• _What is being asked_
Please report every line of the listing below that has the word "name" in it.

• _Recorded information_

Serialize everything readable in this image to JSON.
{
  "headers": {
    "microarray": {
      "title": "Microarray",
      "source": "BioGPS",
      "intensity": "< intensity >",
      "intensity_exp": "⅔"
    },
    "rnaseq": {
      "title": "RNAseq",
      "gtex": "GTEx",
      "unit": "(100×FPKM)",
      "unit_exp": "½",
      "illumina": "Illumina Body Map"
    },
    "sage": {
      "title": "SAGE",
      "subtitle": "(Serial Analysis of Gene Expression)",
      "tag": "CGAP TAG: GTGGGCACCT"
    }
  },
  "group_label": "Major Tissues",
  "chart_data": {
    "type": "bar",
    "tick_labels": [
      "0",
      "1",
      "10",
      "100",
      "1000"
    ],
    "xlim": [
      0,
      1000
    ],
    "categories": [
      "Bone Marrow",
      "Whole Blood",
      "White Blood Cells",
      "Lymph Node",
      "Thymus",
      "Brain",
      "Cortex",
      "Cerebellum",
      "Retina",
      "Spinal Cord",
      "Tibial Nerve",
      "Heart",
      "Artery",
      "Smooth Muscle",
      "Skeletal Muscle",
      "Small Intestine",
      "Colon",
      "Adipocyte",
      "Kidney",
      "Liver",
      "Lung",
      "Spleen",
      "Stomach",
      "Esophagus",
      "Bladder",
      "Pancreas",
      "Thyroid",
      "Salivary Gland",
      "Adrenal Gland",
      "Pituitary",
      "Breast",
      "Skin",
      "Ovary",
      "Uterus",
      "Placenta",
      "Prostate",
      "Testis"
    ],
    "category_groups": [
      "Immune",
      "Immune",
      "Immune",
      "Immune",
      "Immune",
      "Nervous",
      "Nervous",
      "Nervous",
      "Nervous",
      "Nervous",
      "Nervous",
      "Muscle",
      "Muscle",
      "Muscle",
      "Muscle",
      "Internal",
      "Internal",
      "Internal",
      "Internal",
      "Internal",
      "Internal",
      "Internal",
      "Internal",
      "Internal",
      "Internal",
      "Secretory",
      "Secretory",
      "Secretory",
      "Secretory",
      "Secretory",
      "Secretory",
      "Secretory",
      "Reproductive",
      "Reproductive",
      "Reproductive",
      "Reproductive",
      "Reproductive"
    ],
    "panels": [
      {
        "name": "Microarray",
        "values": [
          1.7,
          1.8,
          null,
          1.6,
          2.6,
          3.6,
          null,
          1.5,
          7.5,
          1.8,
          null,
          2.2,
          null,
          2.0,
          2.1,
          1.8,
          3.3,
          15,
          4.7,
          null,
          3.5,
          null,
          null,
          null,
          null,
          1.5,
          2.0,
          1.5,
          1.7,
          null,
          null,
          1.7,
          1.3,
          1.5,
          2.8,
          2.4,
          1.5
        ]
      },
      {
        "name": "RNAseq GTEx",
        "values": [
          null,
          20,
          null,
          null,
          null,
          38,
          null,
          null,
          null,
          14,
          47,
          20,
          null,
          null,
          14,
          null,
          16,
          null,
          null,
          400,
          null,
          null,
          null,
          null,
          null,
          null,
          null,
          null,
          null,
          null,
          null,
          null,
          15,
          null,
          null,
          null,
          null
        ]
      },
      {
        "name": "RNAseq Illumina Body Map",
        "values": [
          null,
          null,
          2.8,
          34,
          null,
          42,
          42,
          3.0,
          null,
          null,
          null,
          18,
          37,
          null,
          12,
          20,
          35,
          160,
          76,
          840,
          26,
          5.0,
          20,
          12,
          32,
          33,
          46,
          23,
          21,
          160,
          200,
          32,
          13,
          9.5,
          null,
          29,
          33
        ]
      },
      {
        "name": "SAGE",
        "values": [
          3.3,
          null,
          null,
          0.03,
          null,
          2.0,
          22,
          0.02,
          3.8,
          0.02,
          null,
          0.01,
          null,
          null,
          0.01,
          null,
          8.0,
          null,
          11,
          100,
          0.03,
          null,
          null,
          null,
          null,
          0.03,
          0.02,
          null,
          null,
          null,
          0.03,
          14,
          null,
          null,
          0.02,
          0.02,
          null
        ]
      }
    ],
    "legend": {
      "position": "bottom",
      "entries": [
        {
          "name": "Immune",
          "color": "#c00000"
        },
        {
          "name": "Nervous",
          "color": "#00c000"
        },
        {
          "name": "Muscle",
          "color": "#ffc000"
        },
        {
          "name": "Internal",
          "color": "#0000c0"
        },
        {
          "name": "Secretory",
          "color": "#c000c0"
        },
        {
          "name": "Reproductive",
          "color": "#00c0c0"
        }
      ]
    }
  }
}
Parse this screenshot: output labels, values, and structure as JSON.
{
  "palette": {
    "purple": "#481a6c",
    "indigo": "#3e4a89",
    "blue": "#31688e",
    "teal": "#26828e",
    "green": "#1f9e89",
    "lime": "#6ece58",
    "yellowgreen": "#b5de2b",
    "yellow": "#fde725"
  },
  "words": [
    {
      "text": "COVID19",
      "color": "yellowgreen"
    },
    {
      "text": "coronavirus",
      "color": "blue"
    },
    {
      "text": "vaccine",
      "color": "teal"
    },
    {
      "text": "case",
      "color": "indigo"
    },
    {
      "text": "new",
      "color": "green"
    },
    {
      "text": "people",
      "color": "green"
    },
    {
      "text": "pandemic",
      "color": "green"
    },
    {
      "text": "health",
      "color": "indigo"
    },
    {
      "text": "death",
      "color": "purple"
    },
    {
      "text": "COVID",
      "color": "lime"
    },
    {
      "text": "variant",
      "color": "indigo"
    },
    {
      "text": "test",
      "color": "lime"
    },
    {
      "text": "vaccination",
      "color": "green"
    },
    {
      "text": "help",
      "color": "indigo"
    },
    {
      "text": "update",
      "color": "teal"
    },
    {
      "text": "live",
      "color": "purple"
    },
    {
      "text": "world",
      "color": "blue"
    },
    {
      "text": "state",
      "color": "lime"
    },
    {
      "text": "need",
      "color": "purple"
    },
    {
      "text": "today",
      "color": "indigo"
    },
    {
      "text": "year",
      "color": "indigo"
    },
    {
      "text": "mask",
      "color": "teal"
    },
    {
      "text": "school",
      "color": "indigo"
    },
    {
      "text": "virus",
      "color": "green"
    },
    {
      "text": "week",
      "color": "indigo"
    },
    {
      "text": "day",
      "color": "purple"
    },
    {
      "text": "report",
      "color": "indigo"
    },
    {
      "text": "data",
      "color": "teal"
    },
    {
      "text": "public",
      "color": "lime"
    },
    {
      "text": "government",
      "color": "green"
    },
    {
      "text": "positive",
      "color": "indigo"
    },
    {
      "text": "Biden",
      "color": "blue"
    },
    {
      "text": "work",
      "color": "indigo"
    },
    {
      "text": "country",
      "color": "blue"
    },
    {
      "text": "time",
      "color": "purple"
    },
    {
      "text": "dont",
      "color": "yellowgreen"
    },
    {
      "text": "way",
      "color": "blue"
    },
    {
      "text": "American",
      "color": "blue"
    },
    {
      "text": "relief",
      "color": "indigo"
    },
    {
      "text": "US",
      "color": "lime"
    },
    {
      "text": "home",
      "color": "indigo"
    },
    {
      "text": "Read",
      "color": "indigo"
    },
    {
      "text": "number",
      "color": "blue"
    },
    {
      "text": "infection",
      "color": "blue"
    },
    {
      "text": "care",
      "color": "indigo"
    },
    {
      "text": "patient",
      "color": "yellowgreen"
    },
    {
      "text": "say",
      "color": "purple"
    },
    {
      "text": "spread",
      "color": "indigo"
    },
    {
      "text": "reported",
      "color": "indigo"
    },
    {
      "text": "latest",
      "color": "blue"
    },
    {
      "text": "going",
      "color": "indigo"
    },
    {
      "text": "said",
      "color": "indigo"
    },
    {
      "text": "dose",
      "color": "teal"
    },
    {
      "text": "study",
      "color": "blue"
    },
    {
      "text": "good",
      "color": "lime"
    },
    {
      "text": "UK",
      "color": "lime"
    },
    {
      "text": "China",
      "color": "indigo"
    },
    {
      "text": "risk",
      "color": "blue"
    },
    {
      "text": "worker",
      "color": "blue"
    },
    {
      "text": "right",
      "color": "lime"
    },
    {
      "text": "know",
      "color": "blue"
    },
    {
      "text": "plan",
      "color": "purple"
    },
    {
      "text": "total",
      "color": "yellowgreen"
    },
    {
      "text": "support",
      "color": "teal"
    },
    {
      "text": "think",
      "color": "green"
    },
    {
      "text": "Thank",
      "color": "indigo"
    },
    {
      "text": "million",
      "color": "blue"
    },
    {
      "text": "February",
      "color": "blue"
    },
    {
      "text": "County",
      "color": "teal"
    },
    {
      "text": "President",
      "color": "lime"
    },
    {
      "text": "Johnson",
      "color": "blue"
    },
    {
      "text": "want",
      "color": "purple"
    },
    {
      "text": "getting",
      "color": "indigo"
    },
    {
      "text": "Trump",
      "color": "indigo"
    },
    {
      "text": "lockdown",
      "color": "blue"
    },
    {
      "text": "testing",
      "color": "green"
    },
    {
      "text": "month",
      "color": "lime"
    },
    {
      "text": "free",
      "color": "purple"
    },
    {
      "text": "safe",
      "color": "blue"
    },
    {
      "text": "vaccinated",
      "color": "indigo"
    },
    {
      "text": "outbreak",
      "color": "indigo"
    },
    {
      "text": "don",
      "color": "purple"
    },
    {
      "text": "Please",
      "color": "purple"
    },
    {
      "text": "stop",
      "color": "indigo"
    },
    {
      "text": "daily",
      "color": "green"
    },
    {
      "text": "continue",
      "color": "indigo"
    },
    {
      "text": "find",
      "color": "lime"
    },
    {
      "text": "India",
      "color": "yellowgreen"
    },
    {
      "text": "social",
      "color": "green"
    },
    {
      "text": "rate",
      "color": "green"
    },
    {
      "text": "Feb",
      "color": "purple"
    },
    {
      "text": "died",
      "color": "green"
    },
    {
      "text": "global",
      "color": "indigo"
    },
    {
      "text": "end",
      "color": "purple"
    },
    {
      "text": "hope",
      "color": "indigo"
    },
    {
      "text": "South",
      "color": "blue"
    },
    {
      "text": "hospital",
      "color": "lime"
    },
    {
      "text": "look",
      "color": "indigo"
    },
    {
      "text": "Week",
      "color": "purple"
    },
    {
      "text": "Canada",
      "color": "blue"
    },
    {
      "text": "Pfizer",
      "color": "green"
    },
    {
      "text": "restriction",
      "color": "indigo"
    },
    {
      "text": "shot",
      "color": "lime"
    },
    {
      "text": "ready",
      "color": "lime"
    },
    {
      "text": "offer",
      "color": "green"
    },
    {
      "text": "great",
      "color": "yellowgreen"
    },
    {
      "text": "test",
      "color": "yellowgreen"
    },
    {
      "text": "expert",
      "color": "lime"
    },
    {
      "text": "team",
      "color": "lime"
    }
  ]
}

• _Problem solution_
        "name": "Microarray",
        "name": "RNAseq GTEx",
        "name": "RNAseq Illumina Body Map",
        "name": "SAGE",
          "name": "Immune",
          "name": "Nervous",
          "name": "Muscle",
          "name": "Internal",
          "name": "Secretory",
          "name": "Reproductive",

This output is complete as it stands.